───── Source records

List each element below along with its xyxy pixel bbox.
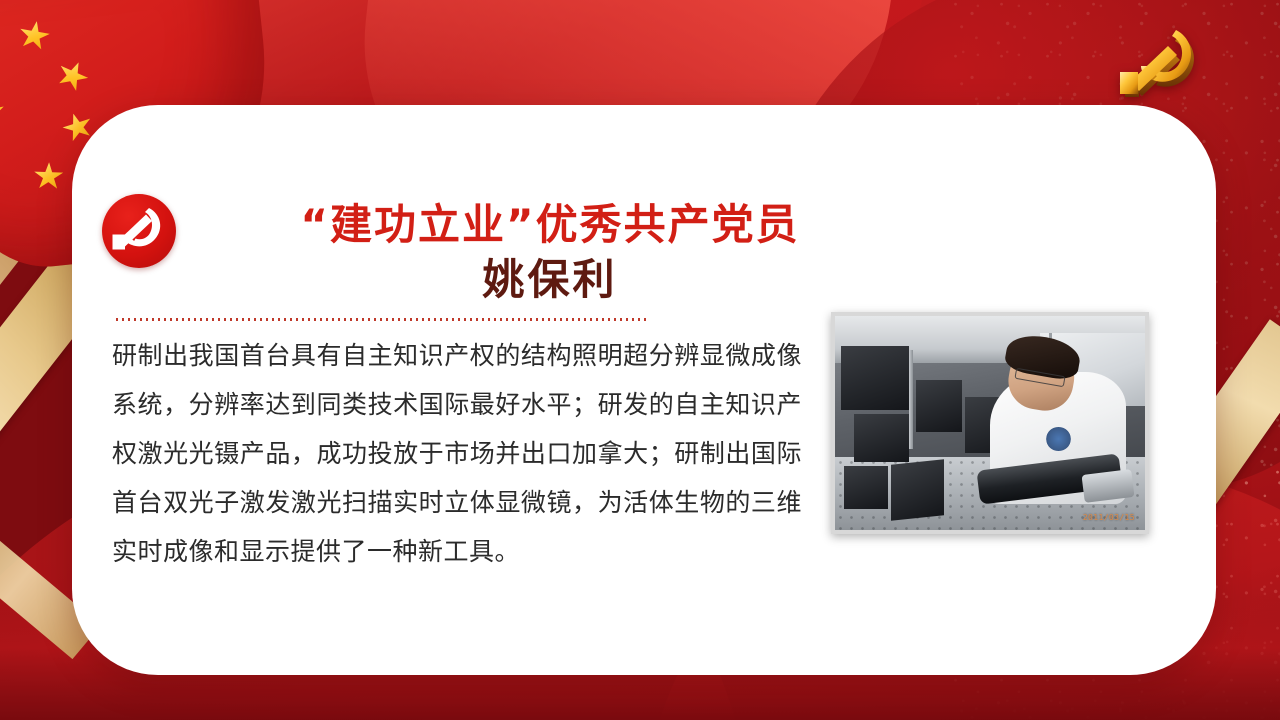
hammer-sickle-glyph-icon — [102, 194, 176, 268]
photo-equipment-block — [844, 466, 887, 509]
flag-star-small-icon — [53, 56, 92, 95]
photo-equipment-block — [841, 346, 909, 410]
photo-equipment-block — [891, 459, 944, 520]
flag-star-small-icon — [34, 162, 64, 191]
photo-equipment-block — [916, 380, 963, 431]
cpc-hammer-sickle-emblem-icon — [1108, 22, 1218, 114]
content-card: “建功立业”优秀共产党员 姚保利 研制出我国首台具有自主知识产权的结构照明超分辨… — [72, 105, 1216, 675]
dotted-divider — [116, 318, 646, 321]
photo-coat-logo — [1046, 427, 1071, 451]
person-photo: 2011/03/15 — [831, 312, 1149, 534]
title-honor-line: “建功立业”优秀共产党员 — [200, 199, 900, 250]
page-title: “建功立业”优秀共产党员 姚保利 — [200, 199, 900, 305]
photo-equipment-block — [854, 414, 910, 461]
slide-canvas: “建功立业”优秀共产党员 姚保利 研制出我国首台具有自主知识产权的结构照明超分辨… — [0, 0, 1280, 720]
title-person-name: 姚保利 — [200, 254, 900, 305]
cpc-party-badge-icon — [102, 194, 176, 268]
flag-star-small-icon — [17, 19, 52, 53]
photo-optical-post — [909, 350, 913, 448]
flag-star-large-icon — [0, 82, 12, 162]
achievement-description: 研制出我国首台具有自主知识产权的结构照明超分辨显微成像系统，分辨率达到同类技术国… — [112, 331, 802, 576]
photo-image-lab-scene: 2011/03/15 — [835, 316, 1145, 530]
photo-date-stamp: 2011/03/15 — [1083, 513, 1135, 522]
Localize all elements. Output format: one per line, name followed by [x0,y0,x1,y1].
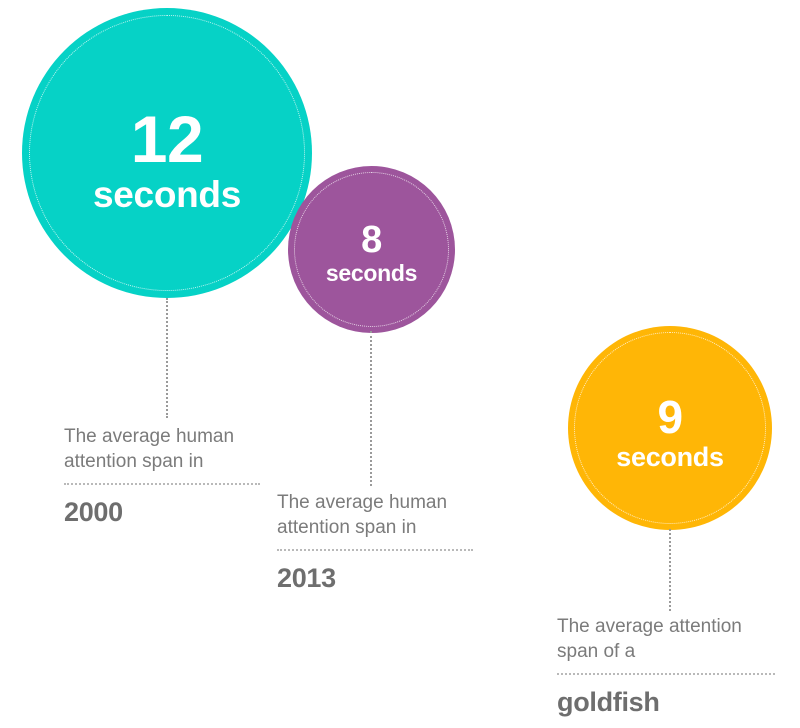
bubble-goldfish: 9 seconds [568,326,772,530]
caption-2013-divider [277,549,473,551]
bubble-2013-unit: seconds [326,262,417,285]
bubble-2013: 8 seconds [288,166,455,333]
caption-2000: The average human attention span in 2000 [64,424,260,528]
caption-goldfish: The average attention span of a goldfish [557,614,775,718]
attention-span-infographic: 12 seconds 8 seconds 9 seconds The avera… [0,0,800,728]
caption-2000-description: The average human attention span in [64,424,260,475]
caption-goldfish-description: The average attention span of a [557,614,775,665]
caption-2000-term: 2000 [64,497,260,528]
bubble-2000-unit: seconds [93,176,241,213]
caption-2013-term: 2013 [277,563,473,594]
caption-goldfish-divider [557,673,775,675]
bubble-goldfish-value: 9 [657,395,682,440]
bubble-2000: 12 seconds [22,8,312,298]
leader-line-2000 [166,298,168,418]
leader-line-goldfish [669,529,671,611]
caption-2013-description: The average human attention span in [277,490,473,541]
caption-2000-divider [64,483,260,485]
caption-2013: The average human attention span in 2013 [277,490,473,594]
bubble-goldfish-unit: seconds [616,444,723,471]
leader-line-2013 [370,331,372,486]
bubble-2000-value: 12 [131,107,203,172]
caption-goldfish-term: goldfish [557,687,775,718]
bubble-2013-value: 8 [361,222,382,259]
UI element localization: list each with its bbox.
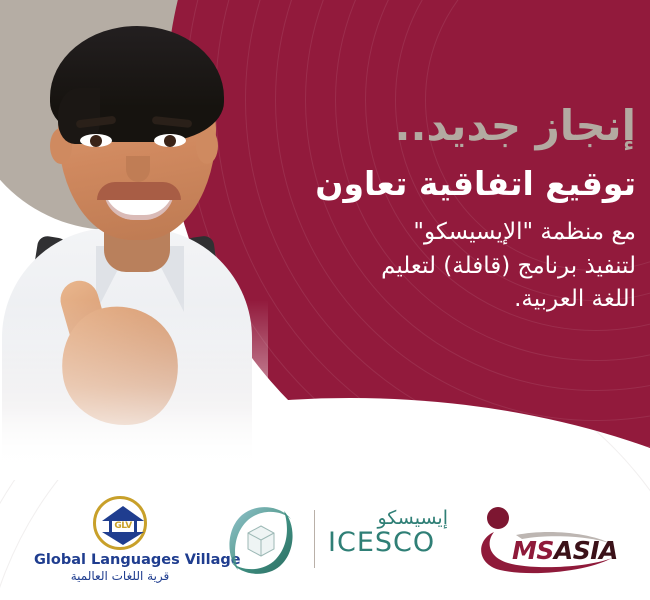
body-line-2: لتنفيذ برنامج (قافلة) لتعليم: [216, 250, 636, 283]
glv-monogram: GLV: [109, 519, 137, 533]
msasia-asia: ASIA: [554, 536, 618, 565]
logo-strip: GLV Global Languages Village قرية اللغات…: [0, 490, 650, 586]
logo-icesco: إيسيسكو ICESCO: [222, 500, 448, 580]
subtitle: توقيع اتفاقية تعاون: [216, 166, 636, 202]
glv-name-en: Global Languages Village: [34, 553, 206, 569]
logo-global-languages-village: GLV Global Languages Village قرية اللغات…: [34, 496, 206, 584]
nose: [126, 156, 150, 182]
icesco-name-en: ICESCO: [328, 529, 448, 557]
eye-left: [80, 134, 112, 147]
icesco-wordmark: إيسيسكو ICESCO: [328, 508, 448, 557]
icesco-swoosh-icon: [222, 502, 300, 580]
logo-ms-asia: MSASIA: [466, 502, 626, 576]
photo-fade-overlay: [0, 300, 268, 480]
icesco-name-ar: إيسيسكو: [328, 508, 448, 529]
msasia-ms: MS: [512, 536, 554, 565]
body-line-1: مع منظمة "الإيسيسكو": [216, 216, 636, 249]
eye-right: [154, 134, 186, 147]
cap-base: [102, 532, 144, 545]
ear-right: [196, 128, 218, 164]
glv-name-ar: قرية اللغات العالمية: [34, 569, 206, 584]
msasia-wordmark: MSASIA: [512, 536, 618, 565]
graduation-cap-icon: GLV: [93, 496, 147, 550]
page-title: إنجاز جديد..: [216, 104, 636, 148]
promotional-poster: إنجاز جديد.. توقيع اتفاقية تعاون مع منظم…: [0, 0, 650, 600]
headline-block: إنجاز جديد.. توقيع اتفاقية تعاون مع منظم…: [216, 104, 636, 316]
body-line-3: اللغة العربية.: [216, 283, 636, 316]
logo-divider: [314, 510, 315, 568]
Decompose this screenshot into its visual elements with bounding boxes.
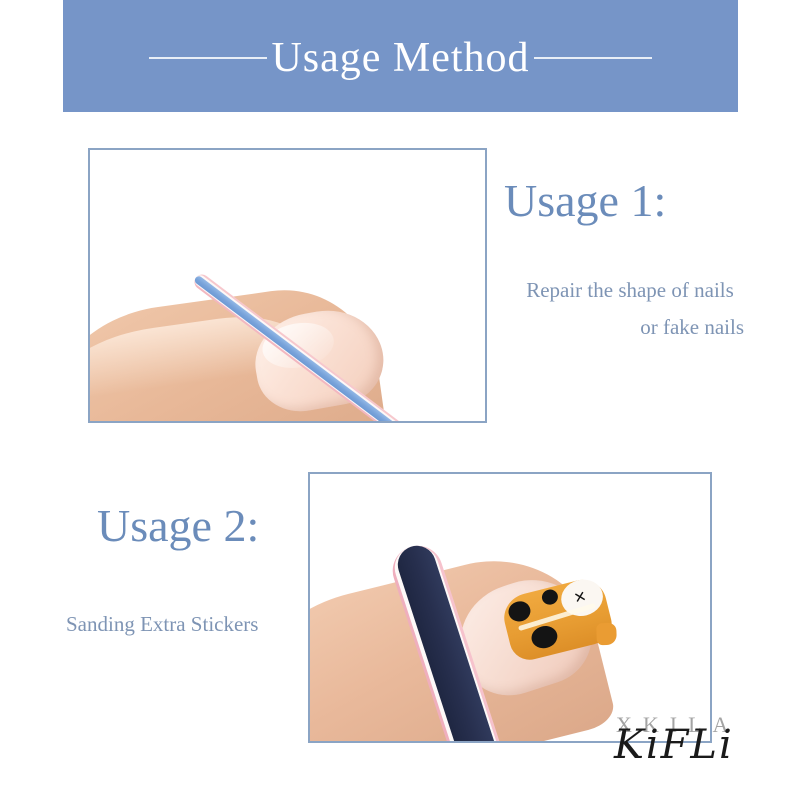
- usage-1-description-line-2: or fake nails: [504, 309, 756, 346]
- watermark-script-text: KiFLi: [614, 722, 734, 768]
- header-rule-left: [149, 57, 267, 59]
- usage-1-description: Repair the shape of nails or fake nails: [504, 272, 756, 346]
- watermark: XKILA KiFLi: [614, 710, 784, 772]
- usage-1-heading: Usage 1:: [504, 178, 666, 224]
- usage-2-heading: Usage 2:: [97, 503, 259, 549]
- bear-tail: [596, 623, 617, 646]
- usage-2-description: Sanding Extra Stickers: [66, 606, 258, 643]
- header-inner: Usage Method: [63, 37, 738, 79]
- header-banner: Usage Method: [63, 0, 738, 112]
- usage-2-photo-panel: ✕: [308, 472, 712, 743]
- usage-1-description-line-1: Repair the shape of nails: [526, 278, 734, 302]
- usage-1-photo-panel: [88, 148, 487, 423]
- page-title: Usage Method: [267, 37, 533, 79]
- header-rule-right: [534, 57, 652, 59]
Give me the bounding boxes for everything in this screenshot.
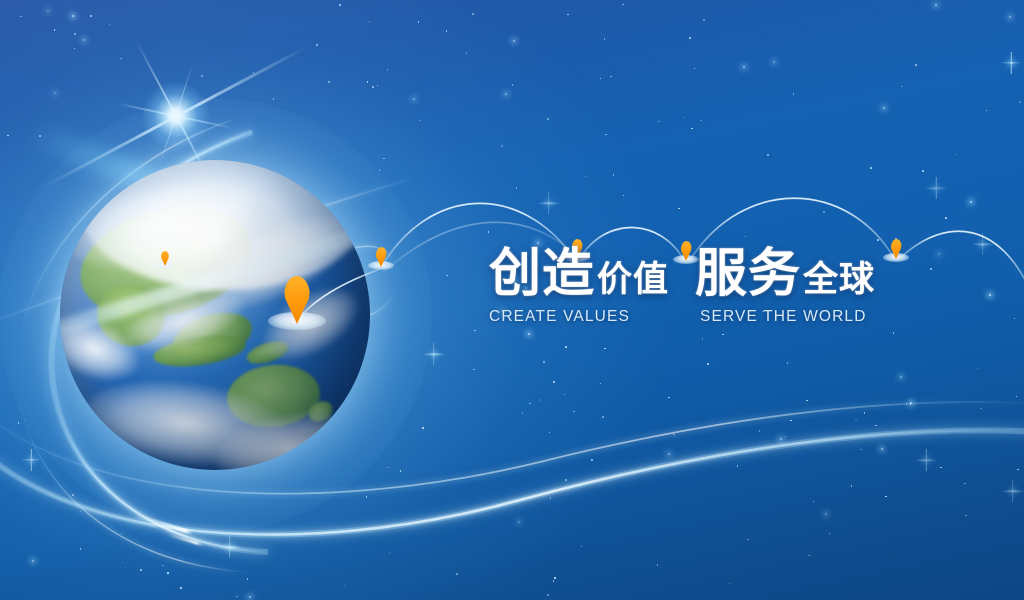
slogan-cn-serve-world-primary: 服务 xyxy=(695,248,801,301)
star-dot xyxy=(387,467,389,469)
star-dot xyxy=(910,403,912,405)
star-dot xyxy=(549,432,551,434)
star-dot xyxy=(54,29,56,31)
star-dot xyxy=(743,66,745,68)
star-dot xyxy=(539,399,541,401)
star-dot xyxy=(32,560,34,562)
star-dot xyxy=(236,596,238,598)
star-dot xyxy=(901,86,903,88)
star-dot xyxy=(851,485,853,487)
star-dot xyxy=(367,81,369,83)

──────────

=== Work to complete ===
Locate each line of the material above that contains the string "page" and copy those lines. The match is case-sensitive.

=== Task solution ===
page-title: “建功立业”优秀共产党员 姚保利 — [200, 199, 900, 305]
page-title: إنجاز جديد..: [216, 104, 636, 148]
- page-title: Usage Method: [267, 37, 533, 79]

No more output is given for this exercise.